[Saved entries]
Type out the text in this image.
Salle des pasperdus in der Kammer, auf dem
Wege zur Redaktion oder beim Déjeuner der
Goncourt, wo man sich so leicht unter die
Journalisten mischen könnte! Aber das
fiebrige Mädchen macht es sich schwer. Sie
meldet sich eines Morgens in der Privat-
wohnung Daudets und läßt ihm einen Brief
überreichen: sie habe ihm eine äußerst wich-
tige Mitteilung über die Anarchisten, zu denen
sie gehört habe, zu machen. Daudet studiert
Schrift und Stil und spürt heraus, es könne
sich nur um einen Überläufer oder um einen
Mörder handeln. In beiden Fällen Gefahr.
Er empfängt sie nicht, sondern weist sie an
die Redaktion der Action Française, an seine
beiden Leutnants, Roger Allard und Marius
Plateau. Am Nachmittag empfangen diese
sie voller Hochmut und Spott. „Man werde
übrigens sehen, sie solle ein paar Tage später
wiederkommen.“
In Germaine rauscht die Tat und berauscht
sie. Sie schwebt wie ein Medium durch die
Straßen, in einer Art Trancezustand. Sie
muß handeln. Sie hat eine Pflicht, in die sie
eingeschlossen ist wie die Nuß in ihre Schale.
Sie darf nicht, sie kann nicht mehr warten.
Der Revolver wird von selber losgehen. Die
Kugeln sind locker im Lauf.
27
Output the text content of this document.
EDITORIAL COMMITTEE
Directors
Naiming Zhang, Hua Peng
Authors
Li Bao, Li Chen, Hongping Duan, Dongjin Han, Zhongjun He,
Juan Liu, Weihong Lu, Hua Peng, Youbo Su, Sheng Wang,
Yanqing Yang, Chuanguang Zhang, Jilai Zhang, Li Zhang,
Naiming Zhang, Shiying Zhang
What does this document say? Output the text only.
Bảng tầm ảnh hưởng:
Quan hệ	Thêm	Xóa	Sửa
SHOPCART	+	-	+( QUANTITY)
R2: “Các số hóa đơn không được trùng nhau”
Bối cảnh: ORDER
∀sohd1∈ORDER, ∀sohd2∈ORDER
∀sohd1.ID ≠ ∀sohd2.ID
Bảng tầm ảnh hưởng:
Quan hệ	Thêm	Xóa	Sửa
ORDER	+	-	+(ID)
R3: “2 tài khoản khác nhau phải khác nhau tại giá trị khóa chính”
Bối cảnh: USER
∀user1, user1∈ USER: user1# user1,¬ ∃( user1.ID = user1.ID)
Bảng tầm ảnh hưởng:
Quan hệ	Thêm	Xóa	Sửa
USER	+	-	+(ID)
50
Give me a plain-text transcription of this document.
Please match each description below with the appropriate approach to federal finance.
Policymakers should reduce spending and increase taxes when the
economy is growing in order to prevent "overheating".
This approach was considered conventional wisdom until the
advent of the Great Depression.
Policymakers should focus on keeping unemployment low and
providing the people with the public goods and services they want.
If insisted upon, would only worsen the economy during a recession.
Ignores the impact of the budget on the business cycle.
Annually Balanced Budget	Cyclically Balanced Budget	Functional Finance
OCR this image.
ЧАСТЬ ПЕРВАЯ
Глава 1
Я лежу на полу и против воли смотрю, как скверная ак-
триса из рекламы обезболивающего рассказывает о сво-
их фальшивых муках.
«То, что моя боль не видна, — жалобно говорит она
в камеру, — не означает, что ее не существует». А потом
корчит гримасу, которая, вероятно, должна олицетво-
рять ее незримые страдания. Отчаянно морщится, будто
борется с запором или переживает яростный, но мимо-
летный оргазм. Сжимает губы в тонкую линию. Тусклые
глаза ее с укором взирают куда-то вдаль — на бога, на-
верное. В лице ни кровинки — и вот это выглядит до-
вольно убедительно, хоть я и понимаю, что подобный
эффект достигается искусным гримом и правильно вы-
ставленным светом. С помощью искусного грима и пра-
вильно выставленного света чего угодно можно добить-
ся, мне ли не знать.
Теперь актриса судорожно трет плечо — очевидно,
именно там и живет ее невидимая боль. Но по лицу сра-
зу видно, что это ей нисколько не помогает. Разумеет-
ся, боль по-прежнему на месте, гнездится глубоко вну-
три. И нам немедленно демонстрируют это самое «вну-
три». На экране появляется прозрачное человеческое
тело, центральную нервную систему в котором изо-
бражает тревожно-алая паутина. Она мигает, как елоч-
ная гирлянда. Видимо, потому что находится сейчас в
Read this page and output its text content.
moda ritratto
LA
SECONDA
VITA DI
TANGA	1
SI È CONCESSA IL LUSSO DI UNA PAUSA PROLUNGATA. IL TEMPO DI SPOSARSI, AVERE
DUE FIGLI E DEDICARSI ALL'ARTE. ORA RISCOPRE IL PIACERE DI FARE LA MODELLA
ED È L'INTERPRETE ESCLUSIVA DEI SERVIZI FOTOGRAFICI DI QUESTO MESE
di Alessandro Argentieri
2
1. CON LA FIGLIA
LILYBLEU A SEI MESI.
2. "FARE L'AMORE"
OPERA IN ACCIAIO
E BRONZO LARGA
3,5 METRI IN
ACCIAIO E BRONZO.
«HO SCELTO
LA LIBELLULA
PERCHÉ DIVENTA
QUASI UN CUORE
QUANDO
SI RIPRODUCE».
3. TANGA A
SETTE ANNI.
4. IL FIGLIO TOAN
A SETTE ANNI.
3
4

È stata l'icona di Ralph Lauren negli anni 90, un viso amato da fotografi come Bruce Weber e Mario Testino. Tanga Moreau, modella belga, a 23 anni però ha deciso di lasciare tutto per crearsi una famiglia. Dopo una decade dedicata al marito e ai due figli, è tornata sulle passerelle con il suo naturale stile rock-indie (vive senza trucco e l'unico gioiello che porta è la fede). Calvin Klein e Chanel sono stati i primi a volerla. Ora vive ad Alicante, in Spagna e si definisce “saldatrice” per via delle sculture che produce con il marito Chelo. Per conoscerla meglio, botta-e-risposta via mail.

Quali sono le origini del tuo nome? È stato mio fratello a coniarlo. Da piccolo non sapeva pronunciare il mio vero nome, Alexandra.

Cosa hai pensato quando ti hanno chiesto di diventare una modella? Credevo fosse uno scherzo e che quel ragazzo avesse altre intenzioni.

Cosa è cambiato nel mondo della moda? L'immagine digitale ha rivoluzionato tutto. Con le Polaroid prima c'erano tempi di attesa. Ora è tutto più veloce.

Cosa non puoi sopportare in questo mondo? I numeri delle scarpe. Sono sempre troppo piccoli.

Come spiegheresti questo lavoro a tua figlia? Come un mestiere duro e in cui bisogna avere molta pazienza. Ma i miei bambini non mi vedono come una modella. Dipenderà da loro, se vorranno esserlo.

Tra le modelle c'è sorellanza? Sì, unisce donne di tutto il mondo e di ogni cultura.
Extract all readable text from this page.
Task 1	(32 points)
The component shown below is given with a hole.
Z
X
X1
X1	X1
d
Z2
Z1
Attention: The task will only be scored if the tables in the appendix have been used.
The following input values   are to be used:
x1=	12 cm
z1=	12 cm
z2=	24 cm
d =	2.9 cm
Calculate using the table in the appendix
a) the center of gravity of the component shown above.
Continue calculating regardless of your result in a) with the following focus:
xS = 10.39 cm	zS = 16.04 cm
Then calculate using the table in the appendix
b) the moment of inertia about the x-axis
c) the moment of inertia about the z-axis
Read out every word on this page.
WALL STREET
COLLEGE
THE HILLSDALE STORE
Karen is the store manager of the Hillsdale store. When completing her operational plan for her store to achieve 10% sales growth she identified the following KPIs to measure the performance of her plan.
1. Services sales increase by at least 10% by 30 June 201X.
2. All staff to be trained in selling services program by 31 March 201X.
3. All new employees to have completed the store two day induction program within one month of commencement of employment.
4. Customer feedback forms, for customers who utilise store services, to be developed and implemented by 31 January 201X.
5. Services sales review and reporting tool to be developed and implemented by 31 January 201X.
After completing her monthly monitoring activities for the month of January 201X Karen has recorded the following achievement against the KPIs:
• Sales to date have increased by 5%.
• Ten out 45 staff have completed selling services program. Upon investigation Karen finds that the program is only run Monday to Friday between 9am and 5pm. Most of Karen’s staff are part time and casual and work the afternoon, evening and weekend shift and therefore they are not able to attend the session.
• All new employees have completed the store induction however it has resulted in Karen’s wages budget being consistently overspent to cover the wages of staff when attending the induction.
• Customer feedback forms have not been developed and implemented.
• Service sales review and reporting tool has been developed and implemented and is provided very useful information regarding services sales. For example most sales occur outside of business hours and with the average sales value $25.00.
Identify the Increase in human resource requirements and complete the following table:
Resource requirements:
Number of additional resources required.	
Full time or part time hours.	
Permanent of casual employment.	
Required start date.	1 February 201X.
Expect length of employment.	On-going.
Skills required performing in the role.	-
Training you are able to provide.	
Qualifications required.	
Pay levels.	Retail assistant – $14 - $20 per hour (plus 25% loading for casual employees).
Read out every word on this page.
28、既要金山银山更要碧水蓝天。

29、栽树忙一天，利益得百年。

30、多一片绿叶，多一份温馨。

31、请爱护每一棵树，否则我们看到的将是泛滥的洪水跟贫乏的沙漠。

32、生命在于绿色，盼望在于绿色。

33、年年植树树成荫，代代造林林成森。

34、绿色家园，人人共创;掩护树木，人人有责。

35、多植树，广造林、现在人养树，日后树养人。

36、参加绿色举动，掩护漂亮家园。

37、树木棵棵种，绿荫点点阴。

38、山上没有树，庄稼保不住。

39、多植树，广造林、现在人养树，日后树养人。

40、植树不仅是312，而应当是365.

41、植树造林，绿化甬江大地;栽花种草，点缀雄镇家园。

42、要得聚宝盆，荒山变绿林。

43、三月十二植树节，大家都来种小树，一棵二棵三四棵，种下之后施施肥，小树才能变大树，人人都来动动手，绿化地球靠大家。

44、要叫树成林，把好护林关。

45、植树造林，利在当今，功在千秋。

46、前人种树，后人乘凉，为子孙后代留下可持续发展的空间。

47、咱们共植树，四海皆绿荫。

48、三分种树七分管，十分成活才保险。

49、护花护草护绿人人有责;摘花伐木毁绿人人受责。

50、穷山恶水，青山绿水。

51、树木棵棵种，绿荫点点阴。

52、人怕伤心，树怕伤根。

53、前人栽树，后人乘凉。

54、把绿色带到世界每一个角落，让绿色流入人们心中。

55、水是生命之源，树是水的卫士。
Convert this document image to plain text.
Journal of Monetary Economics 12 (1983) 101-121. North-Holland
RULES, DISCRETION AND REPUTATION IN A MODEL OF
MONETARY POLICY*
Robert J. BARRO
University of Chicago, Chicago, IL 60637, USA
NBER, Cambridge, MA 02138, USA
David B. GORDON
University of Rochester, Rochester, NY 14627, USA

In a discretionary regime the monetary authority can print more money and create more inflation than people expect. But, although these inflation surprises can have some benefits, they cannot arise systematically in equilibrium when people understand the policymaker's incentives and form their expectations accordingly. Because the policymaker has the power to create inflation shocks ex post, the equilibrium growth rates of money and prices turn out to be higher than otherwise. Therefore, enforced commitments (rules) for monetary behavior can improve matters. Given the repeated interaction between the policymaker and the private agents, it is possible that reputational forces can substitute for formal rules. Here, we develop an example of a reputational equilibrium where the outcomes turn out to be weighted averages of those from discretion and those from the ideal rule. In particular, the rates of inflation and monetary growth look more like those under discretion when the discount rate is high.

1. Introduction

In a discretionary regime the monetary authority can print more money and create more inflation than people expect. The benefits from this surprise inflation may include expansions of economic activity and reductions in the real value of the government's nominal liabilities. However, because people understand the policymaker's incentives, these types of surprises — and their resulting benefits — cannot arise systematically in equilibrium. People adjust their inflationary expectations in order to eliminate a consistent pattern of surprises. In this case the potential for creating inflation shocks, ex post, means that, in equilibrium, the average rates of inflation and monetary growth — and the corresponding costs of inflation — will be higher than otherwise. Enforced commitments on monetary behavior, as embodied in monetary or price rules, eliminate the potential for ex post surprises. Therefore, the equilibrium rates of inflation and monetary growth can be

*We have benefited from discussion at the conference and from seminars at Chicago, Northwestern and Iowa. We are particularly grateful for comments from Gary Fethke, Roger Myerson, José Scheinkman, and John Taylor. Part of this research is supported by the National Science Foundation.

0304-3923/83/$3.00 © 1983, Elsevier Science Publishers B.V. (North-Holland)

## Work to do
Read the data above and pull out each line that holds the string "tutto".

## Complete answer
È stata l'icona di Ralph Lauren negli anni 90, un viso amato da fotografi come Bruce Weber e Mario Testino. Tanga Moreau, modella belga, a 23 anni però ha deciso di lasciare tutto per crearsi una famiglia. Dopo una decade dedicata al marito e ai due figli, è tornata sulle passerelle con il suo naturale stile rock-indie (vive senza trucco e l'unico gioiello che porta è la fede). Calvin Klein e Chanel sono stati i primi a volerla. Ora vive ad Alicante, in Spagna e si definisce “saldatrice” per via delle sculture che produce con il marito Chelo. Per conoscerla meglio, botta-e-risposta via mail.
Cosa è cambiato nel mondo della moda? L'immagine digitale ha rivoluzionato tutto. Con le Polaroid prima c'erano tempi di attesa. Ora è tutto più veloce.
Tra le modelle c'è sorellanza? Sì, unisce donne di tutto il mondo e di ogni cultura.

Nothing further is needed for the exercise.